[Saved data entries]
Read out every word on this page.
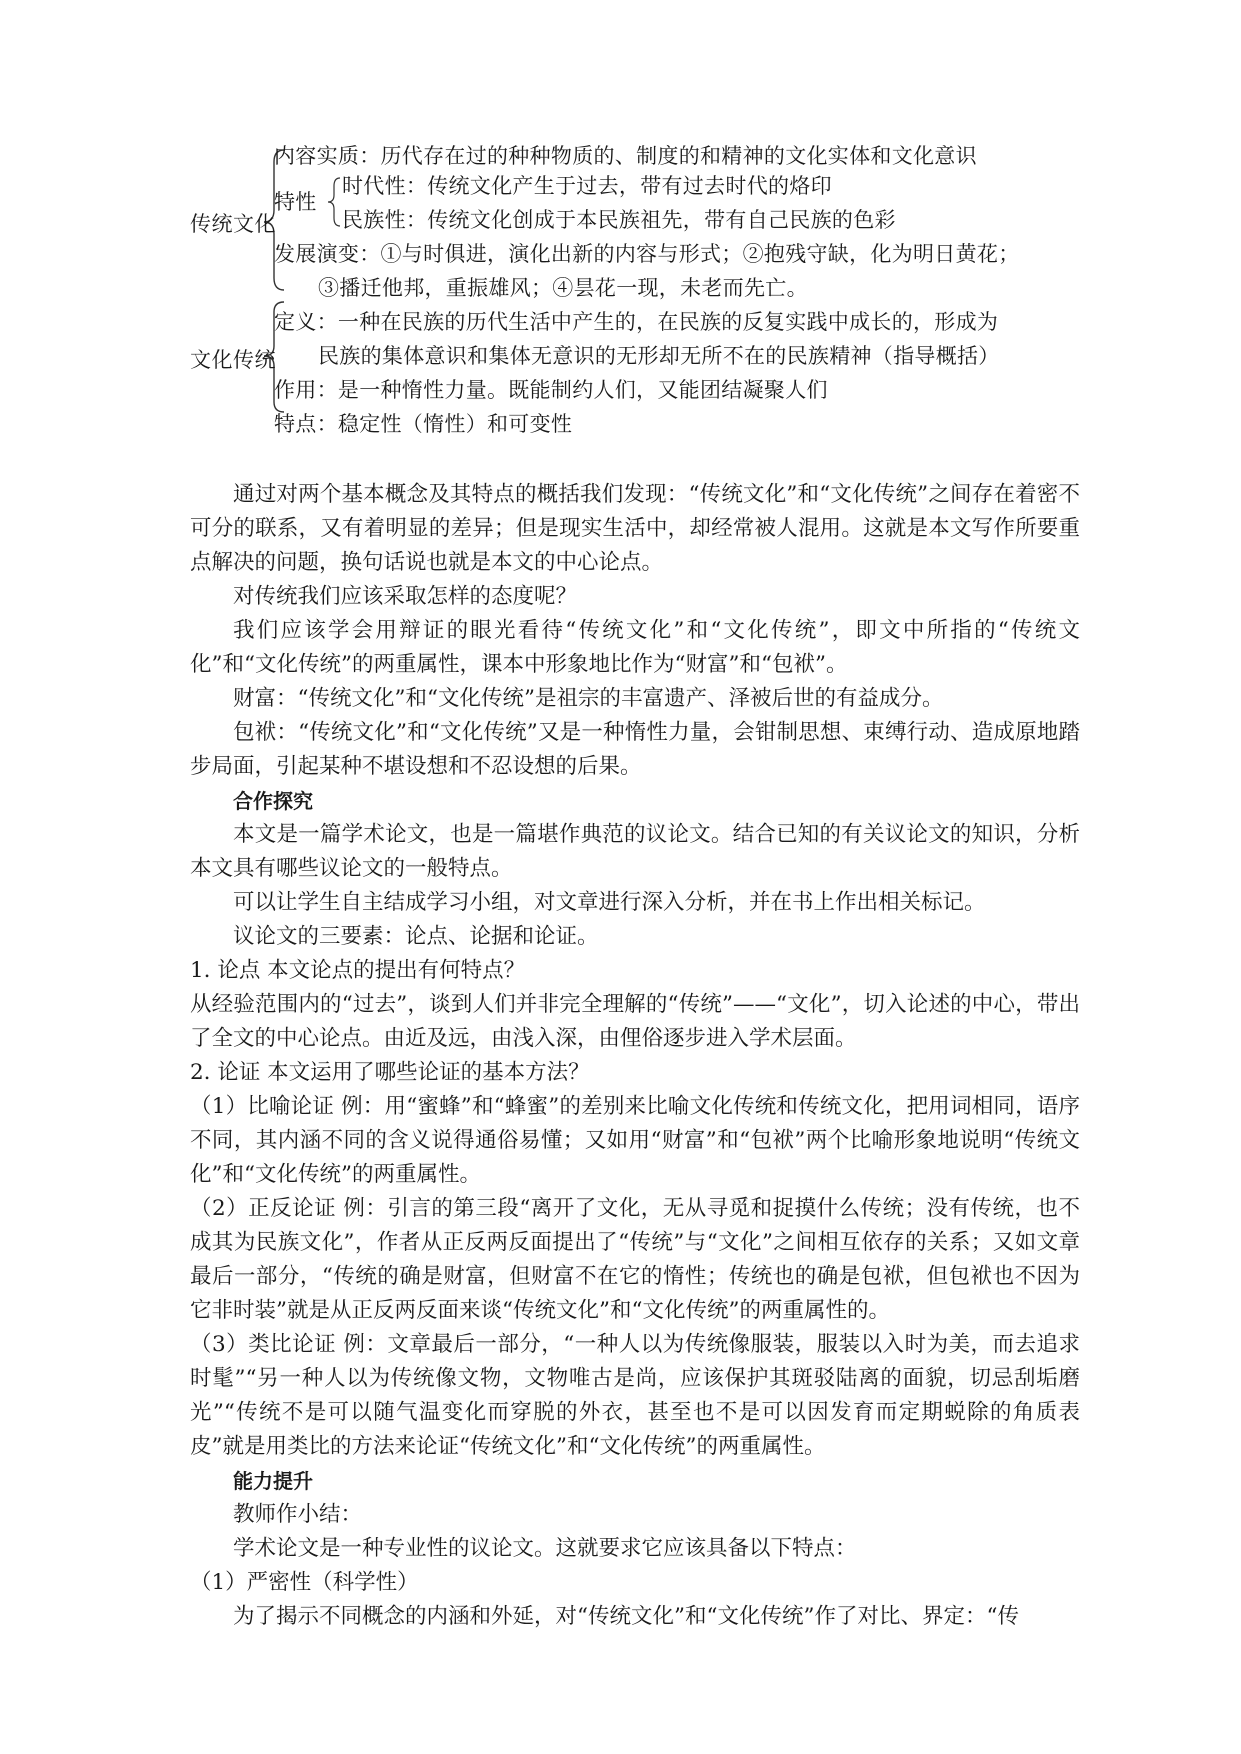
传统文化
内容实质：历代存在过的种种物质的、制度的和精神的文化实体和文化意识
特性
时代性：传统文化产生于过去，带有过去时代的烙印
民族性：传统文化创成于本民族祖先，带有自己民族的色彩
发展演变：①与时俱进，演化出新的内容与形式；②抱残守缺，化为明日黄花；
③播迁他邦，重振雄风；④昙花一现，未老而先亡。
文化传统
定义：一种在民族的历代生活中产生的，在民族的反复实践中成长的，形成为
民族的集体意识和集体无意识的无形却无所不在的民族精神（指导概括）
作用：是一种惰性力量。既能制约人们，又能团结凝聚人们
特点：稳定性（惰性）和可变性

通过对两个基本概念及其特点的概括我们发现：“传统文化”和“文化传统”之间存在着密不可分的联系，又有着明显的差异；但是现实生活中，却经常被人混用。这就是本文写作所要重点解决的问题，换句话说也就是本文的中心论点。

对传统我们应该采取怎样的态度呢？

我们应该学会用辩证的眼光看待“传统文化”和“文化传统”，即文中所指的“传统文化”和“文化传统”的两重属性，课本中形象地比作为“财富”和“包袱”。

财富：“传统文化”和“文化传统”是祖宗的丰富遗产、泽被后世的有益成分。

包袱：“传统文化”和“文化传统”又是一种惰性力量，会钳制思想、束缚行动、造成原地踏步局面，引起某种不堪设想和不忍设想的后果。

合作探究

本文是一篇学术论文，也是一篇堪作典范的议论文。结合已知的有关议论文的知识，分析本文具有哪些议论文的一般特点。

可以让学生自主结成学习小组，对文章进行深入分析，并在书上作出相关标记。

议论文的三要素：论点、论据和论证。

1. 论点 本文论点的提出有何特点？

从经验范围内的“过去”，谈到人们并非完全理解的“传统”——“文化”，切入论述的中心，带出了全文的中心论点。由近及远，由浅入深，由俚俗逐步进入学术层面。

2. 论证 本文运用了哪些论证的基本方法？

（1）比喻论证 例：用“蜜蜂”和“蜂蜜”的差别来比喻文化传统和传统文化，把用词相同，语序不同，其内涵不同的含义说得通俗易懂；又如用“财富”和“包袱”两个比喻形象地说明“传统文化”和“文化传统”的两重属性。

（2）正反论证 例：引言的第三段“离开了文化，无从寻觅和捉摸什么传统；没有传统，也不成其为民族文化”，作者从正反两反面提出了“传统”与“文化”之间相互依存的关系；又如文章最后一部分，“传统的确是财富，但财富不在它的惰性；传统也的确是包袱，但包袱也不因为它非时装”就是从正反两反面来谈“传统文化”和“文化传统”的两重属性的。

（3）类比论证 例：文章最后一部分，“一种人以为传统像服装，服装以入时为美，而去追求时髦”“另一种人以为传统像文物，文物唯古是尚，应该保护其斑驳陆离的面貌，切忌刮垢磨光”“传统不是可以随气温变化而穿脱的外衣，甚至也不是可以因发育而定期蜕除的角质表皮”就是用类比的方法来论证“传统文化”和“文化传统”的两重属性。

能力提升

教师作小结：

学术论文是一种专业性的议论文。这就要求它应该具备以下特点：

（1）严密性（科学性）

为了揭示不同概念的内涵和外延，对“传统文化”和“文化传统”作了对比、界定：“传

● Objective: Leave out the pictures and copy everything else in the records word for word.

● Answer for the task:
Read out every word on this page.
传统文化
内容实质：历代存在过的种种物质的、制度的和精神的文化实体和文化意识
特性
时代性：传统文化产生于过去，带有过去时代的烙印
民族性：传统文化创成于本民族祖先，带有自己民族的色彩
发展演变：①与时俱进，演化出新的内容与形式；②抱残守缺，化为明日黄花；
③播迁他邦，重振雄风；④昙花一现，未老而先亡。
文化传统
定义：一种在民族的历代生活中产生的，在民族的反复实践中成长的，形成为
民族的集体意识和集体无意识的无形却无所不在的民族精神（指导概括）
作用：是一种惰性力量。既能制约人们，又能团结凝聚人们
特点：稳定性（惰性）和可变性

通过对两个基本概念及其特点的概括我们发现：“传统文化”和“文化传统”之间存在着密不可分的联系，又有着明显的差异；但是现实生活中，却经常被人混用。这就是本文写作所要重点解决的问题，换句话说也就是本文的中心论点。

对传统我们应该采取怎样的态度呢？

我们应该学会用辩证的眼光看待“传统文化”和“文化传统”，即文中所指的“传统文化”和“文化传统”的两重属性，课本中形象地比作为“财富”和“包袱”。

财富：“传统文化”和“文化传统”是祖宗的丰富遗产、泽被后世的有益成分。

包袱：“传统文化”和“文化传统”又是一种惰性力量，会钳制思想、束缚行动、造成原地踏步局面，引起某种不堪设想和不忍设想的后果。

合作探究

本文是一篇学术论文，也是一篇堪作典范的议论文。结合已知的有关议论文的知识，分析本文具有哪些议论文的一般特点。

可以让学生自主结成学习小组，对文章进行深入分析，并在书上作出相关标记。

议论文的三要素：论点、论据和论证。

1. 论点 本文论点的提出有何特点？

从经验范围内的“过去”，谈到人们并非完全理解的“传统”——“文化”，切入论述的中心，带出了全文的中心论点。由近及远，由浅入深，由俚俗逐步进入学术层面。

2. 论证 本文运用了哪些论证的基本方法？

（1）比喻论证 例：用“蜜蜂”和“蜂蜜”的差别来比喻文化传统和传统文化，把用词相同，语序不同，其内涵不同的含义说得通俗易懂；又如用“财富”和“包袱”两个比喻形象地说明“传统文化”和“文化传统”的两重属性。

（2）正反论证 例：引言的第三段“离开了文化，无从寻觅和捉摸什么传统；没有传统，也不成其为民族文化”，作者从正反两反面提出了“传统”与“文化”之间相互依存的关系；又如文章最后一部分，“传统的确是财富，但财富不在它的惰性；传统也的确是包袱，但包袱也不因为它非时装”就是从正反两反面来谈“传统文化”和“文化传统”的两重属性的。

（3）类比论证 例：文章最后一部分，“一种人以为传统像服装，服装以入时为美，而去追求时髦”“另一种人以为传统像文物，文物唯古是尚，应该保护其斑驳陆离的面貌，切忌刮垢磨光”“传统不是可以随气温变化而穿脱的外衣，甚至也不是可以因发育而定期蜕除的角质表皮”就是用类比的方法来论证“传统文化”和“文化传统”的两重属性。

能力提升

教师作小结：

学术论文是一种专业性的议论文。这就要求它应该具备以下特点：

（1）严密性（科学性）

为了揭示不同概念的内涵和外延，对“传统文化”和“文化传统”作了对比、界定：“传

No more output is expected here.